◆ Job 1 ◆
Reproduce the portion of the Hurricane Irma text starting at "In Tampa Bay, it" and ending at "warned Sunday afternoon.".
◆ Job 2 ◆
Condense the paragraph of the Hurricane Irma text that begins "A combination of Irma's strength" into one shorter sentence that keeps its main facts.

◆ Selected text ◆
** START **

In Tampa Bay, it receded so much, dogs were able to run on places that would normally be under feet-deep water.

"#Tampa bay now an effective dog park as we wait for #irma. With @CityofTampa parks closed ahead of storm, this is the best we've got," tweeted a Tampa resident on Sunday.

But meteorologists warned the water would return after Irma's eye passed through.

"The wind direction will shift to onshore, causing water levels along the southwest coast of Florida to rapidly rise in a matter of minutes. MOVE AWAY FROM THE WATER! Life-threatening storm surge inundation of 10 to 15 feet above ground level is expected in this area," the National Weather Service in Miami warned Sunday afternoon.

Here's a look at the science behind the shorelines drained by Irma.

What caused this?

A combination of Irma's strength and positioning caused the water to recede so much, said Jamie Rhome, a storm surge specialist with the National Hurricane Center. It was essentially the opposite of a storm surge, he added.

** END **

◆ Entries provided ◆
** START **

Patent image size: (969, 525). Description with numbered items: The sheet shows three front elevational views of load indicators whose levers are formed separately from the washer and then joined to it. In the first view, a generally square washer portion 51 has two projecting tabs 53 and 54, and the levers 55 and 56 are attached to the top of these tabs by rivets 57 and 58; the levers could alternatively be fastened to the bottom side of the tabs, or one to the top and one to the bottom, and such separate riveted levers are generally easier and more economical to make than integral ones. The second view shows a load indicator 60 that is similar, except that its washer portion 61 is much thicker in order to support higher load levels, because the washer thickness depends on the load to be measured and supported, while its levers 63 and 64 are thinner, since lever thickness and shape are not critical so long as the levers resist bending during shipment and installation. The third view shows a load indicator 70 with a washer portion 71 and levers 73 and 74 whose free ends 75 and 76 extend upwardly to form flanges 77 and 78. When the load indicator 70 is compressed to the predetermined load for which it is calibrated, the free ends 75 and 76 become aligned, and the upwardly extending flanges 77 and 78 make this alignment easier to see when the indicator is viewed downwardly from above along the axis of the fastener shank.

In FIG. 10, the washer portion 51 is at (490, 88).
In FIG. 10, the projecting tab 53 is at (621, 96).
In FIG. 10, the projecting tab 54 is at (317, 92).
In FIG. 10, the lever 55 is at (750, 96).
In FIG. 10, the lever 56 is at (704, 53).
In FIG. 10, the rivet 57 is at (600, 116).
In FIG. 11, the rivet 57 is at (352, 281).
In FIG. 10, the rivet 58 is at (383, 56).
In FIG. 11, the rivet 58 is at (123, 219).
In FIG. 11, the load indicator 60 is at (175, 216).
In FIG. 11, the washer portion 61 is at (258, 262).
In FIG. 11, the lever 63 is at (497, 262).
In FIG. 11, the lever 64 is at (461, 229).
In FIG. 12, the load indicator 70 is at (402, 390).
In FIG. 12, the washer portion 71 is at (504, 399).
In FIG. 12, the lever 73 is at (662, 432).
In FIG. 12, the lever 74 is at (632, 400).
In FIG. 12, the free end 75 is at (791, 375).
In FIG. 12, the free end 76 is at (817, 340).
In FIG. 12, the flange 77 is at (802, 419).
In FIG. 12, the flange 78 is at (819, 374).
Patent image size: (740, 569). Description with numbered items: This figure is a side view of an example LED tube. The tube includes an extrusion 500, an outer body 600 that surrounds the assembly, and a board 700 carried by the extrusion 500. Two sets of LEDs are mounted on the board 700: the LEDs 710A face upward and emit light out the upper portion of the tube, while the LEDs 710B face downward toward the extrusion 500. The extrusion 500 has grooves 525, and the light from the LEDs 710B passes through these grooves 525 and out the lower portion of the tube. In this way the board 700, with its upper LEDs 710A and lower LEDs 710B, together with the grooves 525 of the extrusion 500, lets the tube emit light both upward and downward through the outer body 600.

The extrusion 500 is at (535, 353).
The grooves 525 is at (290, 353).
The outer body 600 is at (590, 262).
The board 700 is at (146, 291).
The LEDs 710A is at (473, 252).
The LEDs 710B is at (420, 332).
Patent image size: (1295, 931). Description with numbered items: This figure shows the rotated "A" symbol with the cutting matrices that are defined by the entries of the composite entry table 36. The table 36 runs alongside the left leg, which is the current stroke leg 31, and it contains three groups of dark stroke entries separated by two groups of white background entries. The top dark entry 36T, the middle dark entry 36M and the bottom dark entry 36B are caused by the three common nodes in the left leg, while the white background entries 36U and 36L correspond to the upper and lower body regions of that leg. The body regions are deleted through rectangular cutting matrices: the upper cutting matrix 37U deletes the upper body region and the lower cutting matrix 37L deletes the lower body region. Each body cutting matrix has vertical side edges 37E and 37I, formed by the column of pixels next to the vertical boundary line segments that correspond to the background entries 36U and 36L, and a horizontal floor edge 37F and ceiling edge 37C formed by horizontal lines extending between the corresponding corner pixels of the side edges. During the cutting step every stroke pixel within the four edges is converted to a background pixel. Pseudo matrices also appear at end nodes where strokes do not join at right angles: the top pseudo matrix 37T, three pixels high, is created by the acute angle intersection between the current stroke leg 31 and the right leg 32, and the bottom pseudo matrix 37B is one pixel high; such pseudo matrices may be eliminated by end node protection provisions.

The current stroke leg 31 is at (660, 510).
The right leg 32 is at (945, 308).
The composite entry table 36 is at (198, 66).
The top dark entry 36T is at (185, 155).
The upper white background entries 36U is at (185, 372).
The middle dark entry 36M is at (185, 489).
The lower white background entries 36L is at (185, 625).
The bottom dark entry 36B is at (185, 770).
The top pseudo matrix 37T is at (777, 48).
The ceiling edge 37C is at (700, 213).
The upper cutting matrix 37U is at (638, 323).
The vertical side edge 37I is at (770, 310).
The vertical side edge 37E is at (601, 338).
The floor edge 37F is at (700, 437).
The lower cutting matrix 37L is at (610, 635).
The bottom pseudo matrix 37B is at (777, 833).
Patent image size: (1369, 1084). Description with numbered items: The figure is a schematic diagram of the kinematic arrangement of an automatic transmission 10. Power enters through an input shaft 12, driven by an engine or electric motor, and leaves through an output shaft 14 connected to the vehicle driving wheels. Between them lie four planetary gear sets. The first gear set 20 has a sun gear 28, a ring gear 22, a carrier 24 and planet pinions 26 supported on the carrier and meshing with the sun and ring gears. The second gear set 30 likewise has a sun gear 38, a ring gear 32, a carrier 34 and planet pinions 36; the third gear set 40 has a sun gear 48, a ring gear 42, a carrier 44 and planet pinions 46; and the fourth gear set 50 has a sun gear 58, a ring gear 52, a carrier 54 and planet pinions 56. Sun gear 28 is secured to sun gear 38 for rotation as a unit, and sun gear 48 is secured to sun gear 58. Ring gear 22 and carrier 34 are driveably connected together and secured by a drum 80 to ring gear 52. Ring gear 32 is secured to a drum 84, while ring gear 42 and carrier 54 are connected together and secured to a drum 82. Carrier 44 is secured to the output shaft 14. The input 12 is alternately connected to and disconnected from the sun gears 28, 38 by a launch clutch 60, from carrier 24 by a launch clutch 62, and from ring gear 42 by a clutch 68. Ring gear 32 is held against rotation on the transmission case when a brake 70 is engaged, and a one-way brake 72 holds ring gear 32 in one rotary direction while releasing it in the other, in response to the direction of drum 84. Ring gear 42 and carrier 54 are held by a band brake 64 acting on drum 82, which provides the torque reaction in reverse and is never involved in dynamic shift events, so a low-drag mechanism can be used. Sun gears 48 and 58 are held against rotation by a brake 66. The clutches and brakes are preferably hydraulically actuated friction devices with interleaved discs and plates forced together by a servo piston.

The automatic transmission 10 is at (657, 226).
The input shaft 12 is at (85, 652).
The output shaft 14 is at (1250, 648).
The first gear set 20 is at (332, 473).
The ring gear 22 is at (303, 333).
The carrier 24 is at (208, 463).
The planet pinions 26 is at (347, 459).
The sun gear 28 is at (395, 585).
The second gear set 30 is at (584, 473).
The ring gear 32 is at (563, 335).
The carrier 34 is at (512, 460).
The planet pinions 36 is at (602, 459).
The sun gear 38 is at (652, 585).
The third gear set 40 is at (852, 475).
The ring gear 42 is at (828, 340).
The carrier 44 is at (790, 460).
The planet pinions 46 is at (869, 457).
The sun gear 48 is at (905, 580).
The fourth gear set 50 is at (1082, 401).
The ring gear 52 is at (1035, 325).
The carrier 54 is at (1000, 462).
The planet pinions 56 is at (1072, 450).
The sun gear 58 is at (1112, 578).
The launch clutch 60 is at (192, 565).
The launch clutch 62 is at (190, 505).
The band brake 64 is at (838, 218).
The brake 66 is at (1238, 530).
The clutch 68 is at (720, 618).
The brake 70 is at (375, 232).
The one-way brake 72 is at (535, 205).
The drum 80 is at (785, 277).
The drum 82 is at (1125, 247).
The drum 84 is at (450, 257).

** END **

◆ Complete response 1 ◆
In Tampa Bay, it receded so much, dogs were able to run on places that would normally be under feet-deep water.

"#Tampa bay now an effective dog park as we wait for #irma. With @CityofTampa parks closed ahead of storm, this is the best we've got," tweeted a Tampa resident on Sunday.

But meteorologists warned the water would return after Irma's eye passed through.

"The wind direction will shift to onshore, causing water levels along the southwest coast of Florida to rapidly rise in a matter of minutes. MOVE AWAY FROM THE WATER! Life-threatening storm surge inundation of 10 to 15 feet above ground level is expected in this area," the National Weather Service in Miami warned Sunday afternoon.

◆ Complete response 2 ◆
Jamie Rhome, a storm surge specialist with the National Hurricane Center, said Irma's strength and positioning made the water recede, which was essentially the opposite of a storm surge.